__What you are asked to do__. Each line that holds the word "course" counts once; give the total for the records below and nothing else.

__Record list__.
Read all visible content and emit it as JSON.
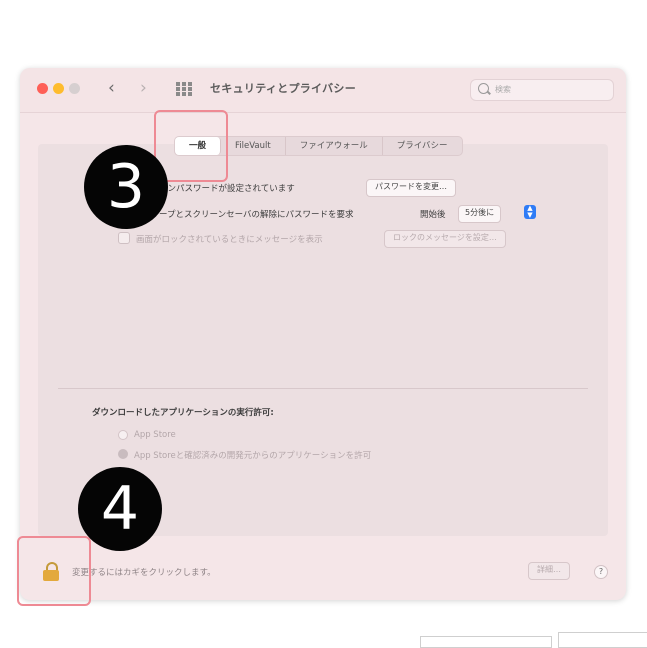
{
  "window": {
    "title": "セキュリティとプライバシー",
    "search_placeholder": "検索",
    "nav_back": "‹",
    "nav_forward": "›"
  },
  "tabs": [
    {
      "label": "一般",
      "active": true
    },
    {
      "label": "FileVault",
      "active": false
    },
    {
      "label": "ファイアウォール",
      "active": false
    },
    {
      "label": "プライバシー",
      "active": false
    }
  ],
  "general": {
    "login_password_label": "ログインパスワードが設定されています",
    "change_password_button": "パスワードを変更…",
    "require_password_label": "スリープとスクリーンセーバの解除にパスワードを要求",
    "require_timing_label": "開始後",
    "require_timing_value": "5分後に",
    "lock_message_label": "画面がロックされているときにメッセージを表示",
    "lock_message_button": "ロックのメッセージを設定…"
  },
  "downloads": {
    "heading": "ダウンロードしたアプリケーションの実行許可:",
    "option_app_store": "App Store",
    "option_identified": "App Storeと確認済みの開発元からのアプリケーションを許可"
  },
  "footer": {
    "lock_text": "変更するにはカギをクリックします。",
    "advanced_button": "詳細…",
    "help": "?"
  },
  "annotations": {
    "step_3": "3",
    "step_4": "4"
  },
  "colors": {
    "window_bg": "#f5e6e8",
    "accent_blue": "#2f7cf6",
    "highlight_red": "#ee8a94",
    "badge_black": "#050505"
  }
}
* * *
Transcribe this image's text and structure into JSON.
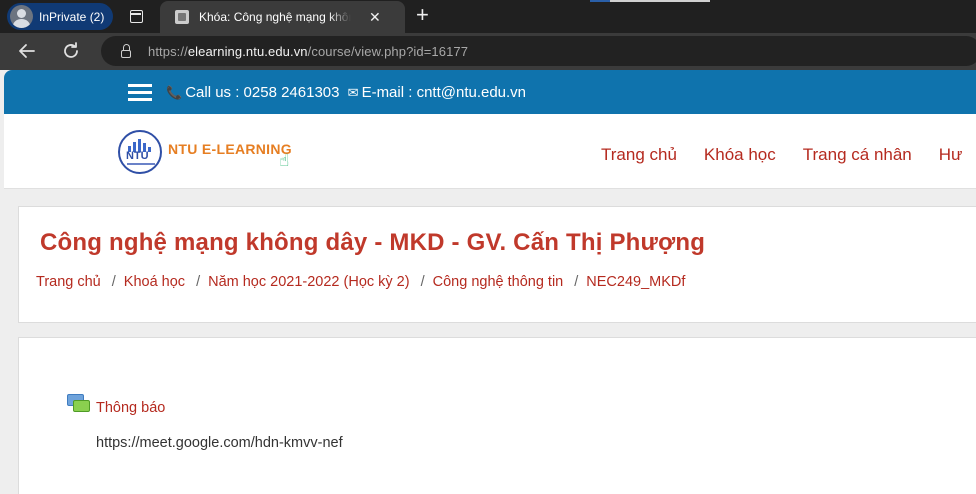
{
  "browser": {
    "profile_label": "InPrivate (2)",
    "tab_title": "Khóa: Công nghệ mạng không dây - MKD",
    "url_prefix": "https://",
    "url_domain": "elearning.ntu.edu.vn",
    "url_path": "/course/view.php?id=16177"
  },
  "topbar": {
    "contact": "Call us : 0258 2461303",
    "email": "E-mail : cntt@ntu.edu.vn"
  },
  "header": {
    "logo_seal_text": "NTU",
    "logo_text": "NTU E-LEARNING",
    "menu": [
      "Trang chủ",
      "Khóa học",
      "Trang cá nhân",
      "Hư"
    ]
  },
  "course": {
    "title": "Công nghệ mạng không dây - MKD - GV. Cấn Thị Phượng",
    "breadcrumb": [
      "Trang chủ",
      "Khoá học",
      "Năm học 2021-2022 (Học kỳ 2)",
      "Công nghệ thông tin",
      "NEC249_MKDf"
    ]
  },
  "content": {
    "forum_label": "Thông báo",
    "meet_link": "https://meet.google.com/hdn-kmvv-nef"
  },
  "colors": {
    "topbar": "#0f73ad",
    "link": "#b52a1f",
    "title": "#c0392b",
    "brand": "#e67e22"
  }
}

__Task response__. 2